» **TASK REQUIREMENTS**:
Write out the material again word for word, dropping any images it holds.

Saved data entries:
·····
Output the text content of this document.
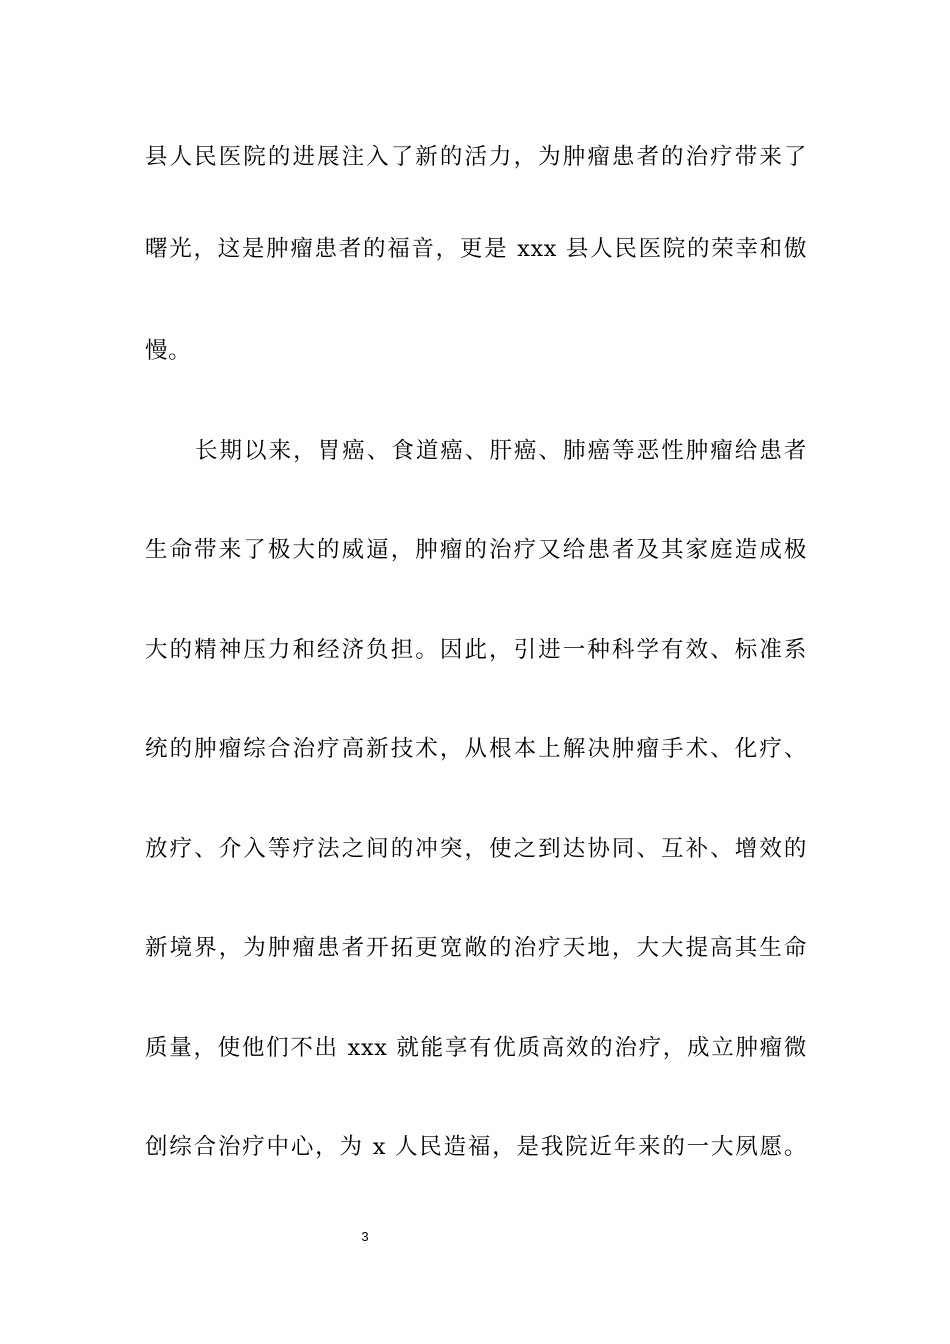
县人民医院的进展注入了新的活力，为肿瘤患者的治疗带来了
曙光，这是肿瘤患者的福音，更是 xxx 县人民医院的荣幸和傲
慢。
长期以来，胃癌、食道癌、肝癌、肺癌等恶性肿瘤给患者
生命带来了极大的威逼，肿瘤的治疗又给患者及其家庭造成极
大的精神压力和经济负担。因此，引进一种科学有效、标准系
统的肿瘤综合治疗高新技术，从根本上解决肿瘤手术、化疗、
放疗、介入等疗法之间的冲突，使之到达协同、互补、增效的
新境界，为肿瘤患者开拓更宽敞的治疗天地，大大提高其生命
质量，使他们不出 xxx 就能享有优质高效的治疗，成立肿瘤微
创综合治疗中心，为 x 人民造福，是我院近年来的一大夙愿。
3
·····
» **EXERCISE SOLUTION**:
Output the text content of this document.
县人民医院的进展注入了新的活力，为肿瘤患者的治疗带来了
曙光，这是肿瘤患者的福音，更是 xxx 县人民医院的荣幸和傲
慢。
长期以来，胃癌、食道癌、肝癌、肺癌等恶性肿瘤给患者
生命带来了极大的威逼，肿瘤的治疗又给患者及其家庭造成极
大的精神压力和经济负担。因此，引进一种科学有效、标准系
统的肿瘤综合治疗高新技术，从根本上解决肿瘤手术、化疗、
放疗、介入等疗法之间的冲突，使之到达协同、互补、增效的
新境界，为肿瘤患者开拓更宽敞的治疗天地，大大提高其生命
质量，使他们不出 xxx 就能享有优质高效的治疗，成立肿瘤微
创综合治疗中心，为 x 人民造福，是我院近年来的一大夙愿。
3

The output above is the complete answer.